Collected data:

--- START ---

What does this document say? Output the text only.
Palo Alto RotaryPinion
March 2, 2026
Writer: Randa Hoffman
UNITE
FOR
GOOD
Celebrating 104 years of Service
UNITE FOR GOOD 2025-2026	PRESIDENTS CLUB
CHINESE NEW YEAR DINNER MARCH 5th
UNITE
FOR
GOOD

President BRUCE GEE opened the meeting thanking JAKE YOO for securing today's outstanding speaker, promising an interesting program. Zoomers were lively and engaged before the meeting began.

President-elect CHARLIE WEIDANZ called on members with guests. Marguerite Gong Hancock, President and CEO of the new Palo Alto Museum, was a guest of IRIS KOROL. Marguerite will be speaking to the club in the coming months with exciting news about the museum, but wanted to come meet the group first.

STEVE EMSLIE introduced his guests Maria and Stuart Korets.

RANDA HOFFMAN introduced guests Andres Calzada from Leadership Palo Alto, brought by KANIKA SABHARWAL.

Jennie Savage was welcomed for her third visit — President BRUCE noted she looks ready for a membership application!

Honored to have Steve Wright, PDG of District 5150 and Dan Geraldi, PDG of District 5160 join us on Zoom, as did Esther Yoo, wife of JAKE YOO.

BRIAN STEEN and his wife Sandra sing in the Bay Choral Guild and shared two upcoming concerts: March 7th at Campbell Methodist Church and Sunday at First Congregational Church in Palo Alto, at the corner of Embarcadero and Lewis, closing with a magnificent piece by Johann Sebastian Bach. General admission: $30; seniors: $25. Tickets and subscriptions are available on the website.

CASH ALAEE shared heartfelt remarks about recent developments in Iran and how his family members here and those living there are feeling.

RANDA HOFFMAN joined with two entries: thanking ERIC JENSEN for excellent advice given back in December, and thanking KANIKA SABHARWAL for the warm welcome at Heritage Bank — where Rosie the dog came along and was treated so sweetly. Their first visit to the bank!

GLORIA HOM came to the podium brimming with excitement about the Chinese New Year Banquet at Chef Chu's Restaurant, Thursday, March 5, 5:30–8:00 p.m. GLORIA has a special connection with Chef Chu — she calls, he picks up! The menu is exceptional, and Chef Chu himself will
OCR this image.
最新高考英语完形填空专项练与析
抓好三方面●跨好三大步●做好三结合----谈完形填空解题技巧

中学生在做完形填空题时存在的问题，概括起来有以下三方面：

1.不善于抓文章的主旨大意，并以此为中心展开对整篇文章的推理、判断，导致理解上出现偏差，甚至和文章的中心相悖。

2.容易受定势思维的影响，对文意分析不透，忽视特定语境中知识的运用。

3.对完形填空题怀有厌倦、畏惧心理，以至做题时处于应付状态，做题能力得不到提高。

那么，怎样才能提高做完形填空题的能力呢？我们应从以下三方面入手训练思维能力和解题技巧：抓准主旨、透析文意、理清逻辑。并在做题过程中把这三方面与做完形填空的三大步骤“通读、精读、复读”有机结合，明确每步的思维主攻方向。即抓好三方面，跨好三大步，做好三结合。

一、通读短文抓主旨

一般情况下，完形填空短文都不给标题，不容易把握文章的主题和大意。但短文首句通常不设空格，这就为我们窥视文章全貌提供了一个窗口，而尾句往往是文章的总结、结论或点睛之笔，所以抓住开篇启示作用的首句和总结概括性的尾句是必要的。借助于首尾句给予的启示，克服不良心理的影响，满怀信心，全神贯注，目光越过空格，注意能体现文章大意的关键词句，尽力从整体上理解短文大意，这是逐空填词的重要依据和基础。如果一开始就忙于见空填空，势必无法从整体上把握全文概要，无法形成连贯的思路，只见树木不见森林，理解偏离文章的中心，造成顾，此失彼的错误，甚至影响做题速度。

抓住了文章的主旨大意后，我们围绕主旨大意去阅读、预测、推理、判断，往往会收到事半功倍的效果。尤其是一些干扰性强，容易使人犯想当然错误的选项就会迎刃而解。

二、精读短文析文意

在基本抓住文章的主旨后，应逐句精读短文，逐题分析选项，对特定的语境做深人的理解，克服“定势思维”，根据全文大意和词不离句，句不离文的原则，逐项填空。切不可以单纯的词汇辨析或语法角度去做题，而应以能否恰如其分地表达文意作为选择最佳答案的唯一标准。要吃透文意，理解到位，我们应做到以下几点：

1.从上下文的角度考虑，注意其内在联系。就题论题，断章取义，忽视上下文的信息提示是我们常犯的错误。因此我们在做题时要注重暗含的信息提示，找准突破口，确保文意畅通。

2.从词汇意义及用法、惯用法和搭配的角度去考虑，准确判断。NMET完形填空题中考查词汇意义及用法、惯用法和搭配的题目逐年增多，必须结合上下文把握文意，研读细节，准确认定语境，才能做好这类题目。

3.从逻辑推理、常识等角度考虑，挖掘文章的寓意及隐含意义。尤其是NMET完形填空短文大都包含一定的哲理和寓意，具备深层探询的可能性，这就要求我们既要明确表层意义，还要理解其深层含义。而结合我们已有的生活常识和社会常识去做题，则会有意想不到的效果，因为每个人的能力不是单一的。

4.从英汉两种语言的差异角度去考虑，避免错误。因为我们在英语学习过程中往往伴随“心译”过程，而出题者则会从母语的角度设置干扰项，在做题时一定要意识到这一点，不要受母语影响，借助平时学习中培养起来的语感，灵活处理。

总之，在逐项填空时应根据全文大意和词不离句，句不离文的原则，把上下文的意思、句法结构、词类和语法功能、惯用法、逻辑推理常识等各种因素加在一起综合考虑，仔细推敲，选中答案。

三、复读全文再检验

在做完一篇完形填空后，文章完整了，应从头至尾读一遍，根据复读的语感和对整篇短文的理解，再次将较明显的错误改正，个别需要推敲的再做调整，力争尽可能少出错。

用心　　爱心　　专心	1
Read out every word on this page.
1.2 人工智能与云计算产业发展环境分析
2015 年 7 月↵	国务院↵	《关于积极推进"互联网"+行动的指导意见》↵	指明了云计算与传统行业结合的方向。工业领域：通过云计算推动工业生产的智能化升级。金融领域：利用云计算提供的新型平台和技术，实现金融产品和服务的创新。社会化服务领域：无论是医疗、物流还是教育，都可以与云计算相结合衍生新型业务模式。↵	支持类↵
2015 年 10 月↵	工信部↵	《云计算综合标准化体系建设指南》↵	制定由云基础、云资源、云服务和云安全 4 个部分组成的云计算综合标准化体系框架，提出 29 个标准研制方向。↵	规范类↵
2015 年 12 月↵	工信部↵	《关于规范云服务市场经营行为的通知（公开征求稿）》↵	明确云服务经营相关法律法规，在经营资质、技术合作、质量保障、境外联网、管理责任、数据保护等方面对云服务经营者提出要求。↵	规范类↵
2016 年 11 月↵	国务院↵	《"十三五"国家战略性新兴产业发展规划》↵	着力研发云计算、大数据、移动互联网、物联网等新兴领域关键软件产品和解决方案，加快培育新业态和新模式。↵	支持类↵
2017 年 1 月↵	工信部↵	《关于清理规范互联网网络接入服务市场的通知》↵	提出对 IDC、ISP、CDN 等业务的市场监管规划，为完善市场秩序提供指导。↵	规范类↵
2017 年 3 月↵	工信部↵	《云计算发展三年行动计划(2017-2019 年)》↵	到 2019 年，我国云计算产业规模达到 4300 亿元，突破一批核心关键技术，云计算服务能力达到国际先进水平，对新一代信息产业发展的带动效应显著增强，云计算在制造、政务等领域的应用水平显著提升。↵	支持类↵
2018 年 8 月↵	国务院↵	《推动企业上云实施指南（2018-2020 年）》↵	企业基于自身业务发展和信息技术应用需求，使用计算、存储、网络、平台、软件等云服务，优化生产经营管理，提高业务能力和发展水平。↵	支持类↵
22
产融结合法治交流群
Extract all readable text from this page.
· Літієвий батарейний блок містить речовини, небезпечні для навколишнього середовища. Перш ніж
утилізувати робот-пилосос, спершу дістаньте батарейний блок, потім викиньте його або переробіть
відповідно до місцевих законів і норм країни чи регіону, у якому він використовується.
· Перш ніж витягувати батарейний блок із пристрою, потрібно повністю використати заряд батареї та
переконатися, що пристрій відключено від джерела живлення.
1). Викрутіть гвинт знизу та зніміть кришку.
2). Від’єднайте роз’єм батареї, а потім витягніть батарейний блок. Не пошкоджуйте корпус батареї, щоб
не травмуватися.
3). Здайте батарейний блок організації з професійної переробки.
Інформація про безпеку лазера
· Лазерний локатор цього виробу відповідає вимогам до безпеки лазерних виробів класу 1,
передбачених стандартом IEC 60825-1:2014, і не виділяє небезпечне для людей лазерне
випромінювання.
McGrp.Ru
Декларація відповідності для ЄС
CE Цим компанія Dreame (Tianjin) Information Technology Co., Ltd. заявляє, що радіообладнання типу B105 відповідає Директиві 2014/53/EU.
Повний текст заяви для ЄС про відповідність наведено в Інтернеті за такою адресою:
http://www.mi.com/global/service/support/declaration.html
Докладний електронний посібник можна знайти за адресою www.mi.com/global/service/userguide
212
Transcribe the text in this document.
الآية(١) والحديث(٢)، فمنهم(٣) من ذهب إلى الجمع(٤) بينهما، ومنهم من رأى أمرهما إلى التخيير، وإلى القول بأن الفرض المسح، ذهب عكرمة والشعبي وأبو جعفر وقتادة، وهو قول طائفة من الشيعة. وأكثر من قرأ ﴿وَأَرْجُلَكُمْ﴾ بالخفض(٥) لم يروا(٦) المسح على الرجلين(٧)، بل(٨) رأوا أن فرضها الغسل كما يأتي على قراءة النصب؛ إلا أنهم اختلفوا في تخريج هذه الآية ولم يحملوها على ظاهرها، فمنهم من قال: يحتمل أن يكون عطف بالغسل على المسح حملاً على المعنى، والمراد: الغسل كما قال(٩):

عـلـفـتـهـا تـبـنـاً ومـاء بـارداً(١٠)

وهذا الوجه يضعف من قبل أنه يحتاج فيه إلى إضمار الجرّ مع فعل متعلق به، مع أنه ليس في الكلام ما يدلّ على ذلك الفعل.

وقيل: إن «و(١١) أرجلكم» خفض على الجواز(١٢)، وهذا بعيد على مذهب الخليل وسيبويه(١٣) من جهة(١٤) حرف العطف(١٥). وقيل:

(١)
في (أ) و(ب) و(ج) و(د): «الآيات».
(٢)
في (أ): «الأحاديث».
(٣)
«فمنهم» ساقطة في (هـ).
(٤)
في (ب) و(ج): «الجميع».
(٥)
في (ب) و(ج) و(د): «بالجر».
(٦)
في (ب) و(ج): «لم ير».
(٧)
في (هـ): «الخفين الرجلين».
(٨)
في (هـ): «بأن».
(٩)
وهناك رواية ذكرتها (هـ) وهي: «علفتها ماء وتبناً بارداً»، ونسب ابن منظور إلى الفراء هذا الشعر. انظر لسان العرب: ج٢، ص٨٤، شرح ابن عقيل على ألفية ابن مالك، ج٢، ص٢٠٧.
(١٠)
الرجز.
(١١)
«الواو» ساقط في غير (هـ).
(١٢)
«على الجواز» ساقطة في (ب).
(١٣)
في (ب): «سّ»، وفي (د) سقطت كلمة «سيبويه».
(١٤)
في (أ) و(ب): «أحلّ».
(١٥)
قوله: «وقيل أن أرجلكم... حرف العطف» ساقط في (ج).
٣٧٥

--- END ---

» **Written instruction**:
Show every line from the entries above in which the word "跨好三大步" appears.

» **Output for this task**:
抓好三方面●跨好三大步●做好三结合----谈完形填空解题技巧
那么，怎样才能提高做完形填空题的能力呢？我们应从以下三方面入手训练思维能力和解题技巧：抓准主旨、透析文意、理清逻辑。并在做题过程中把这三方面与做完形填空的三大步骤“通读、精读、复读”有机结合，明确每步的思维主攻方向。即抓好三方面，跨好三大步，做好三结合。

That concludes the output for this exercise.